### Problem statement
Copy the data word for word, keeping every line.

### Records for this exercise
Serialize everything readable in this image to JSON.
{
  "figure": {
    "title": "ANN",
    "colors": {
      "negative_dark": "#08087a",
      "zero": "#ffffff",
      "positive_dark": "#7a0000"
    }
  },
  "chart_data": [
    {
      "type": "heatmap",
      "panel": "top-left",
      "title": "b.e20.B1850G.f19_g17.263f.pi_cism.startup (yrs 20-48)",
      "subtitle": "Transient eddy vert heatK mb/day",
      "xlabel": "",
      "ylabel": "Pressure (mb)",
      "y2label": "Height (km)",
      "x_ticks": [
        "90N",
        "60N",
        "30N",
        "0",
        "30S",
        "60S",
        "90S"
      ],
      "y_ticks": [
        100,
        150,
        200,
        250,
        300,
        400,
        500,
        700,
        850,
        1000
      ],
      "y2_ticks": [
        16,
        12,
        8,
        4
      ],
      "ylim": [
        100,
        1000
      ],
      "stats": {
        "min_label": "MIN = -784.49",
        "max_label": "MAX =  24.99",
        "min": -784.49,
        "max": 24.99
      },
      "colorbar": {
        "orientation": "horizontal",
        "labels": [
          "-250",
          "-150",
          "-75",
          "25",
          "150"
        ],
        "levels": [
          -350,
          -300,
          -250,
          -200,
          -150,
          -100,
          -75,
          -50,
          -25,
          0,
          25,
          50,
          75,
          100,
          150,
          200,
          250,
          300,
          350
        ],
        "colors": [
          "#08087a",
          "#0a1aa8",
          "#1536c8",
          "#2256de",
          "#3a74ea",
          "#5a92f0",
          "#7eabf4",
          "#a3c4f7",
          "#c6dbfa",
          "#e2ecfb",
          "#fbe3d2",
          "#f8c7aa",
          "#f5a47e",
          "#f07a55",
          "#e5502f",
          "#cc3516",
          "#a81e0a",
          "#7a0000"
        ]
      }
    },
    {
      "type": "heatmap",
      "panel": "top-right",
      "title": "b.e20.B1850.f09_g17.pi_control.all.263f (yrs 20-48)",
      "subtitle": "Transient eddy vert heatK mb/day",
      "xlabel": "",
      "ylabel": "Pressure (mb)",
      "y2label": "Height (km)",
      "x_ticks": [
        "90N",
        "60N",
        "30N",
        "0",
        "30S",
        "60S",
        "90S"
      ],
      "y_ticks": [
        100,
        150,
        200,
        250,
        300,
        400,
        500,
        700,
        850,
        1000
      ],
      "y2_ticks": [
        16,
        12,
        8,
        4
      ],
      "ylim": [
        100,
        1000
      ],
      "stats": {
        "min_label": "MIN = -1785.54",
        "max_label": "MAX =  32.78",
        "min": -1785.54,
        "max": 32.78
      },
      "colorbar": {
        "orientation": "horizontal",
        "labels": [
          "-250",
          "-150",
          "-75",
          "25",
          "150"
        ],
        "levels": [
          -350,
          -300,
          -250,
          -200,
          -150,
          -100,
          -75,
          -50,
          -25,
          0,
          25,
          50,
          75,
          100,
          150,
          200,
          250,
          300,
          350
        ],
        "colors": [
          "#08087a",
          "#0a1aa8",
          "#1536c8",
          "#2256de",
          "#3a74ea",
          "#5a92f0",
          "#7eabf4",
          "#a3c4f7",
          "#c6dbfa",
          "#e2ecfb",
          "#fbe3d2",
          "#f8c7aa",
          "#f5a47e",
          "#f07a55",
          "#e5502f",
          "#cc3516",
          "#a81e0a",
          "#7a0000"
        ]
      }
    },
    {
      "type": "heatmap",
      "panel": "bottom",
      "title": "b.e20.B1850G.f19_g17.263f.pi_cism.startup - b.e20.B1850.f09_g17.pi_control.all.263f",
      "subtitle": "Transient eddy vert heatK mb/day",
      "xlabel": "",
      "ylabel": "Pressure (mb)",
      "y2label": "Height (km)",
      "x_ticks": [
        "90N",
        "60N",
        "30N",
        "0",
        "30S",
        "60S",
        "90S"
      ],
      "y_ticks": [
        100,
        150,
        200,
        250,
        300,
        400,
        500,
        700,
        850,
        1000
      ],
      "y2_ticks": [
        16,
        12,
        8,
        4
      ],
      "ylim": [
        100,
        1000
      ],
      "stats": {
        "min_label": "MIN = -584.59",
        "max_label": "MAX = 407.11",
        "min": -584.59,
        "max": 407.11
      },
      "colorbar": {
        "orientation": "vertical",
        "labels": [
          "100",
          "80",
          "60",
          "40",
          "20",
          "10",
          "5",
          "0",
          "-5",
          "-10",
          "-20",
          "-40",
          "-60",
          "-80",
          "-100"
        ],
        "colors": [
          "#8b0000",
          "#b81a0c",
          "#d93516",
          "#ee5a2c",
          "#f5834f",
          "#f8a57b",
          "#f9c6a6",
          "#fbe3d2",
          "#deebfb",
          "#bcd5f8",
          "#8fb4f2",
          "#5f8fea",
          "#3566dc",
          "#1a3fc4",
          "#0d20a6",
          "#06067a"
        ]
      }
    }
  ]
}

### Result for this task
Serialize everything readable in this image to JSON.
{
  "figure": {
    "title": "ANN",
    "colors": {
      "negative_dark": "#08087a",
      "zero": "#ffffff",
      "positive_dark": "#7a0000"
    }
  },
  "chart_data": [
    {
      "type": "heatmap",
      "panel": "top-left",
      "title": "b.e20.B1850G.f19_g17.263f.pi_cism.startup (yrs 20-48)",
      "subtitle": "Transient eddy vert heatK mb/day",
      "xlabel": "",
      "ylabel": "Pressure (mb)",
      "y2label": "Height (km)",
      "x_ticks": [
        "90N",
        "60N",
        "30N",
        "0",
        "30S",
        "60S",
        "90S"
      ],
      "y_ticks": [
        100,
        150,
        200,
        250,
        300,
        400,
        500,
        700,
        850,
        1000
      ],
      "y2_ticks": [
        16,
        12,
        8,
        4
      ],
      "ylim": [
        100,
        1000
      ],
      "stats": {
        "min_label": "MIN = -784.49",
        "max_label": "MAX =  24.99",
        "min": -784.49,
        "max": 24.99
      },
      "colorbar": {
        "orientation": "horizontal",
        "labels": [
          "-250",
          "-150",
          "-75",
          "25",
          "150"
        ],
        "levels": [
          -350,
          -300,
          -250,
          -200,
          -150,
          -100,
          -75,
          -50,
          -25,
          0,
          25,
          50,
          75,
          100,
          150,
          200,
          250,
          300,
          350
        ],
        "colors": [
          "#08087a",
          "#0a1aa8",
          "#1536c8",
          "#2256de",
          "#3a74ea",
          "#5a92f0",
          "#7eabf4",
          "#a3c4f7",
          "#c6dbfa",
          "#e2ecfb",
          "#fbe3d2",
          "#f8c7aa",
          "#f5a47e",
          "#f07a55",
          "#e5502f",
          "#cc3516",
          "#a81e0a",
          "#7a0000"
        ]
      }
    },
    {
      "type": "heatmap",
      "panel": "top-right",
      "title": "b.e20.B1850.f09_g17.pi_control.all.263f (yrs 20-48)",
      "subtitle": "Transient eddy vert heatK mb/day",
      "xlabel": "",
      "ylabel": "Pressure (mb)",
      "y2label": "Height (km)",
      "x_ticks": [
        "90N",
        "60N",
        "30N",
        "0",
        "30S",
        "60S",
        "90S"
      ],
      "y_ticks": [
        100,
        150,
        200,
        250,
        300,
        400,
        500,
        700,
        850,
        1000
      ],
      "y2_ticks": [
        16,
        12,
        8,
        4
      ],
      "ylim": [
        100,
        1000
      ],
      "stats": {
        "min_label": "MIN = -1785.54",
        "max_label": "MAX =  32.78",
        "min": -1785.54,
        "max": 32.78
      },
      "colorbar": {
        "orientation": "horizontal",
        "labels": [
          "-250",
          "-150",
          "-75",
          "25",
          "150"
        ],
        "levels": [
          -350,
          -300,
          -250,
          -200,
          -150,
          -100,
          -75,
          -50,
          -25,
          0,
          25,
          50,
          75,
          100,
          150,
          200,
          250,
          300,
          350
        ],
        "colors": [
          "#08087a",
          "#0a1aa8",
          "#1536c8",
          "#2256de",
          "#3a74ea",
          "#5a92f0",
          "#7eabf4",
          "#a3c4f7",
          "#c6dbfa",
          "#e2ecfb",
          "#fbe3d2",
          "#f8c7aa",
          "#f5a47e",
          "#f07a55",
          "#e5502f",
          "#cc3516",
          "#a81e0a",
          "#7a0000"
        ]
      }
    },
    {
      "type": "heatmap",
      "panel": "bottom",
      "title": "b.e20.B1850G.f19_g17.263f.pi_cism.startup - b.e20.B1850.f09_g17.pi_control.all.263f",
      "subtitle": "Transient eddy vert heatK mb/day",
      "xlabel": "",
      "ylabel": "Pressure (mb)",
      "y2label": "Height (km)",
      "x_ticks": [
        "90N",
        "60N",
        "30N",
        "0",
        "30S",
        "60S",
        "90S"
      ],
      "y_ticks": [
        100,
        150,
        200,
        250,
        300,
        400,
        500,
        700,
        850,
        1000
      ],
      "y2_ticks": [
        16,
        12,
        8,
        4
      ],
      "ylim": [
        100,
        1000
      ],
      "stats": {
        "min_label": "MIN = -584.59",
        "max_label": "MAX = 407.11",
        "min": -584.59,
        "max": 407.11
      },
      "colorbar": {
        "orientation": "vertical",
        "labels": [
          "100",
          "80",
          "60",
          "40",
          "20",
          "10",
          "5",
          "0",
          "-5",
          "-10",
          "-20",
          "-40",
          "-60",
          "-80",
          "-100"
        ],
        "colors": [
          "#8b0000",
          "#b81a0c",
          "#d93516",
          "#ee5a2c",
          "#f5834f",
          "#f8a57b",
          "#f9c6a6",
          "#fbe3d2",
          "#deebfb",
          "#bcd5f8",
          "#8fb4f2",
          "#5f8fea",
          "#3566dc",
          "#1a3fc4",
          "#0d20a6",
          "#06067a"
        ]
      }
    }
  ]
}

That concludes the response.